Rows from a figure dataset:
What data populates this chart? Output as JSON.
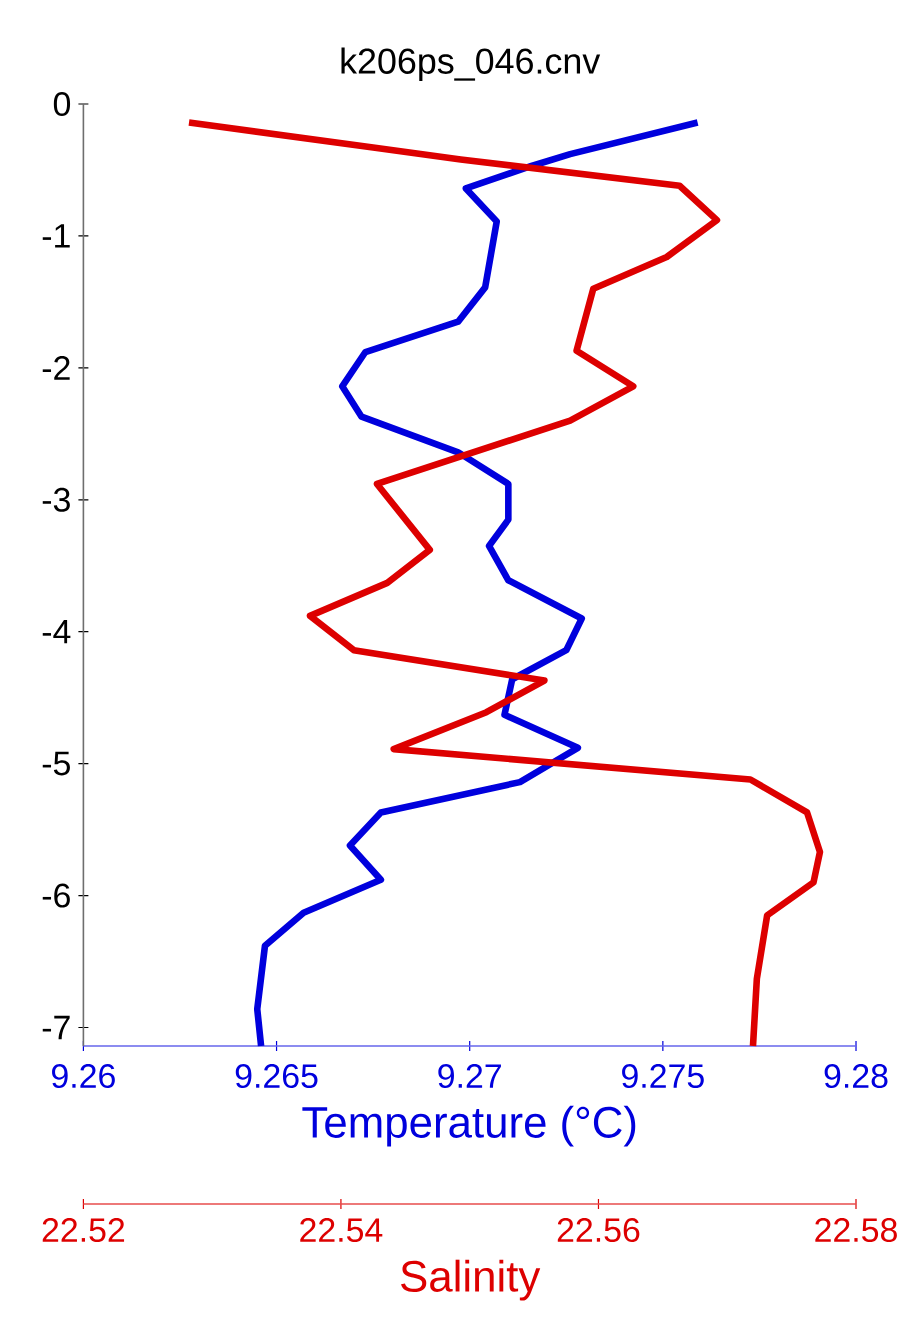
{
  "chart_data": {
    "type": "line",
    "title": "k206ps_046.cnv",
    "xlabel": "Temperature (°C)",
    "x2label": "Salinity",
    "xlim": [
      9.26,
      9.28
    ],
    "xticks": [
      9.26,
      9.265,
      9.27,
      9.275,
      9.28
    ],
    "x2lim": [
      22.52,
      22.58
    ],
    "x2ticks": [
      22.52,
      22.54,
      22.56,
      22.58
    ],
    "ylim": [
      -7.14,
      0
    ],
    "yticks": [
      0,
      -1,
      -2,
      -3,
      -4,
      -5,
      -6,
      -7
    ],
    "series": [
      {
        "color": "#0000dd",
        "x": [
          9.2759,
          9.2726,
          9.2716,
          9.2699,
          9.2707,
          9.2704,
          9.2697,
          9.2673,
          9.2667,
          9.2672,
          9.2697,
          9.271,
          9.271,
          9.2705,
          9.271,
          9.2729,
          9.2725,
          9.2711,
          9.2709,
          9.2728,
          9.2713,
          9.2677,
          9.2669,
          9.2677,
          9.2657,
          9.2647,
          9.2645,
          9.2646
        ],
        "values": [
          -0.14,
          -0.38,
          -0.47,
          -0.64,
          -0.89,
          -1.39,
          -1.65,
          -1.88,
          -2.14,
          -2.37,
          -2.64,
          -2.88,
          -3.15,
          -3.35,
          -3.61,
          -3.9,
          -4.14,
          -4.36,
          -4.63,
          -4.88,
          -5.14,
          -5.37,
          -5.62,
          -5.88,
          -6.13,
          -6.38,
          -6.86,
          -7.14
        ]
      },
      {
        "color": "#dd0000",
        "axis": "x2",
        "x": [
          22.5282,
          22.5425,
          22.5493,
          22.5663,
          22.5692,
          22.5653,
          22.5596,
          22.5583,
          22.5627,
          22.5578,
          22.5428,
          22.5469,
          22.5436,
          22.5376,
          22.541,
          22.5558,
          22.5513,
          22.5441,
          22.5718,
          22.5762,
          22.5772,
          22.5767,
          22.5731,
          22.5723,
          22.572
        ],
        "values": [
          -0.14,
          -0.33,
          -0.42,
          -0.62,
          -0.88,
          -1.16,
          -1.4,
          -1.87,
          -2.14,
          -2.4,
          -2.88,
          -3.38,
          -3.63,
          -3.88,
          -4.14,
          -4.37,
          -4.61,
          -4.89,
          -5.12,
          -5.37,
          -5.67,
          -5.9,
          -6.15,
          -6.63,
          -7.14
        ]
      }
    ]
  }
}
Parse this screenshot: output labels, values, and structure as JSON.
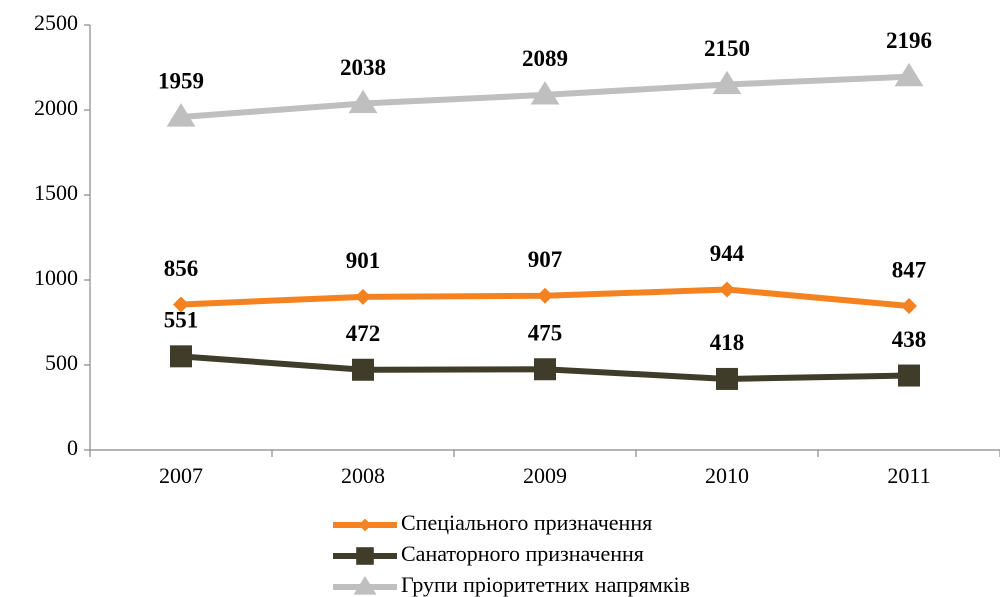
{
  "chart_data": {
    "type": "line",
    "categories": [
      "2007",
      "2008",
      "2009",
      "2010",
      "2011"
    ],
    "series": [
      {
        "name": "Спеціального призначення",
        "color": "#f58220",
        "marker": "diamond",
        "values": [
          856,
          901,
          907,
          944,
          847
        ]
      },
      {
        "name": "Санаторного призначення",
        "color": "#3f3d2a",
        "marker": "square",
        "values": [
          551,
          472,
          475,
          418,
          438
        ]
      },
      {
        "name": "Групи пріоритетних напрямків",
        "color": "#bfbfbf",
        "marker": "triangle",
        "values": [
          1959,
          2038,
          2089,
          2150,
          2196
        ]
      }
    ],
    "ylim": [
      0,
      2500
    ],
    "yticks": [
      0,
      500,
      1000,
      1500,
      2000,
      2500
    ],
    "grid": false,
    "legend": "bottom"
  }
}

---

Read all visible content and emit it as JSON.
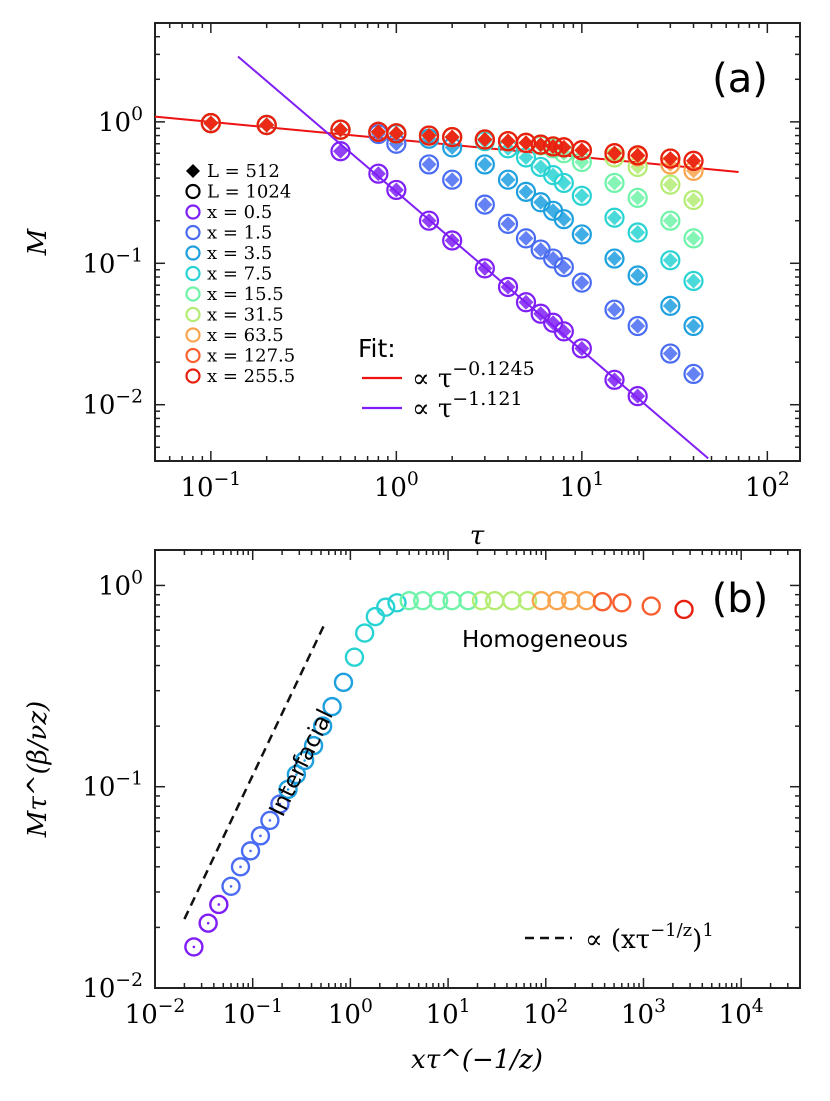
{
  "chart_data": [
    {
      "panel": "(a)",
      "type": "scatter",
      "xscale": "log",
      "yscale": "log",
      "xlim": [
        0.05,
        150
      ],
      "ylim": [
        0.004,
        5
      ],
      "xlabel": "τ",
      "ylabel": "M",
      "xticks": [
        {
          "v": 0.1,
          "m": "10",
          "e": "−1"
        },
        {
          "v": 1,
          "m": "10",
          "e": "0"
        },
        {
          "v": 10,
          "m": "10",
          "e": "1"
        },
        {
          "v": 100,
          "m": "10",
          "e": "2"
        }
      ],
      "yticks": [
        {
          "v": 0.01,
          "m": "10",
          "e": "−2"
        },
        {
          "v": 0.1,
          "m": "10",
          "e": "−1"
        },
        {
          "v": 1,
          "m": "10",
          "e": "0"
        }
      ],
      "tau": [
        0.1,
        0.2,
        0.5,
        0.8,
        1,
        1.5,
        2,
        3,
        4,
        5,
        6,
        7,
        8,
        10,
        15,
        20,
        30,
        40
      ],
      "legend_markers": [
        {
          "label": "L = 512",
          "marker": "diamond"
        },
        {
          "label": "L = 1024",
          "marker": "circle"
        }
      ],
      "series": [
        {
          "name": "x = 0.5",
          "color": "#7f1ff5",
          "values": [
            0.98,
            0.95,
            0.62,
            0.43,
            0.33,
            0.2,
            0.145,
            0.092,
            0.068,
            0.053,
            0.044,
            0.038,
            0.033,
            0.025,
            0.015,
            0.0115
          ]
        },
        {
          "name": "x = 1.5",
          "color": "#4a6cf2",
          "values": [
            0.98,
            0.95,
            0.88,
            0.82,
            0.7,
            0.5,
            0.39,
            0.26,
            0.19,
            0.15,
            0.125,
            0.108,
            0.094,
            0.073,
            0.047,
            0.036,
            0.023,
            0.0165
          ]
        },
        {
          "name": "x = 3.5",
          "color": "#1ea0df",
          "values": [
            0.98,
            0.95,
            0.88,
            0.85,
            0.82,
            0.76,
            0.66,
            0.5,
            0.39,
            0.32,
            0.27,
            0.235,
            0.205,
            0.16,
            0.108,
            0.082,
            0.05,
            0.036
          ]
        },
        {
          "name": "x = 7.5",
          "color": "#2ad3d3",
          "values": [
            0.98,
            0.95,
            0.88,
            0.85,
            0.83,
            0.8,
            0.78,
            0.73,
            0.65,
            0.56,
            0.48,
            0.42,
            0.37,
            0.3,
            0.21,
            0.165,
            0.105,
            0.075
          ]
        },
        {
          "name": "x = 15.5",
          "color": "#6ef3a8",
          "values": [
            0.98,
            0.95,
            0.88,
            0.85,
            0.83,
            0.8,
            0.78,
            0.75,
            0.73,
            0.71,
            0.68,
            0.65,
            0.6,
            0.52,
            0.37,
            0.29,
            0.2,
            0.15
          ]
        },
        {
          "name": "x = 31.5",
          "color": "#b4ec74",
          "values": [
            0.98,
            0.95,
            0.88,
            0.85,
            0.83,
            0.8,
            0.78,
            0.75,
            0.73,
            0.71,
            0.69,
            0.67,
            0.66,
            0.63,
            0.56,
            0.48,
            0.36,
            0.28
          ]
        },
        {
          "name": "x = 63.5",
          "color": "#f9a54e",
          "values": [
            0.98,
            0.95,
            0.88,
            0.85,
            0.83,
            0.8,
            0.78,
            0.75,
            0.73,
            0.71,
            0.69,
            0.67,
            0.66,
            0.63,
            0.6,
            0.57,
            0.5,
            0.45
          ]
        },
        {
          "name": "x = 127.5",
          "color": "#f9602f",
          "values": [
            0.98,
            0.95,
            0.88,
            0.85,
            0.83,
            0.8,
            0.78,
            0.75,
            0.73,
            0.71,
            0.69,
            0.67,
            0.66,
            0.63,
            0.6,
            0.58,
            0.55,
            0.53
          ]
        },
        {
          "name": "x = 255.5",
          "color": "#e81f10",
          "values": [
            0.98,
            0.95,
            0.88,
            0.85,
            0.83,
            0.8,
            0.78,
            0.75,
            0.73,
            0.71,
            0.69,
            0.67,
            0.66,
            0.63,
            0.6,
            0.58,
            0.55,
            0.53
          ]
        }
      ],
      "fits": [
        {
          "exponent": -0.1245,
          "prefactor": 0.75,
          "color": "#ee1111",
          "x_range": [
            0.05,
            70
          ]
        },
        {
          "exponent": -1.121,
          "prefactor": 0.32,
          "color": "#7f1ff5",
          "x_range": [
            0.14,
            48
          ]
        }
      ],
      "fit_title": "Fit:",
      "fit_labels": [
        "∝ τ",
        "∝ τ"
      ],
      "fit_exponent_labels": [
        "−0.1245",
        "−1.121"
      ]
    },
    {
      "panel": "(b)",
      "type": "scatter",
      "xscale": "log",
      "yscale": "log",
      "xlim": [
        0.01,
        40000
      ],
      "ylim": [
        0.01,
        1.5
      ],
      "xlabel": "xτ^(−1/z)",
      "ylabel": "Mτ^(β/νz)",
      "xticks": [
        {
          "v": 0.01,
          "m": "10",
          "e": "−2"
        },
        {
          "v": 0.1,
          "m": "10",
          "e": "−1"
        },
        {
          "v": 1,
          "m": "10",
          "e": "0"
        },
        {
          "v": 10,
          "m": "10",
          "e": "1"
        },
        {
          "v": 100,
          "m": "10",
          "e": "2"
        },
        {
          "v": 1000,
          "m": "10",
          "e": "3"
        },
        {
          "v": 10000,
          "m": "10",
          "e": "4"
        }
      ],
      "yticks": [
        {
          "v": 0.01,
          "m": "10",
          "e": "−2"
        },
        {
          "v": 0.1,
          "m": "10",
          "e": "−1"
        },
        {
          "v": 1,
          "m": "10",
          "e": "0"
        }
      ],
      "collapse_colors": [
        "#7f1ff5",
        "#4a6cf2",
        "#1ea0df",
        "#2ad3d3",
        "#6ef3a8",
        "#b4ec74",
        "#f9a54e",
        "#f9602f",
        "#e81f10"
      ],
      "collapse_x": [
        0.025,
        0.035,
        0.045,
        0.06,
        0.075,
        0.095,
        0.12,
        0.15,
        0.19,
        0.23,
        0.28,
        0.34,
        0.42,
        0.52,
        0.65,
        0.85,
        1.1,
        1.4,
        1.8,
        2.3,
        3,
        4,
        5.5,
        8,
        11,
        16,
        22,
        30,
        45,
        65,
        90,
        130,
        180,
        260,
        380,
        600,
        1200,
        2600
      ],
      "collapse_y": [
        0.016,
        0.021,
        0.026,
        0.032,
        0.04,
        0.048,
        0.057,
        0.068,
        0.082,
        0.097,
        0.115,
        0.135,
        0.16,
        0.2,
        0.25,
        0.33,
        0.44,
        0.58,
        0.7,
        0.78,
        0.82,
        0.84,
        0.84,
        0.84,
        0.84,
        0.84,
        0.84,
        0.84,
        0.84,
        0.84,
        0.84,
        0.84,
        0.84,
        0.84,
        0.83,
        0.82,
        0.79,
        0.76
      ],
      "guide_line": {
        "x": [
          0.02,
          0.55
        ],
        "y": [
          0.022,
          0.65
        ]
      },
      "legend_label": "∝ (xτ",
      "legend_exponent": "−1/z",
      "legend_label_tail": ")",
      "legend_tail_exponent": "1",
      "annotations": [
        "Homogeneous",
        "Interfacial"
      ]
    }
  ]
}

> WHAT YOU NEED TO DO
Where a line contains the string "призначення", extract that line.

> RESPONSE FOR THIS EXERCISE
        "name": "Спеціального призначення",
        "name": "Санаторного призначення",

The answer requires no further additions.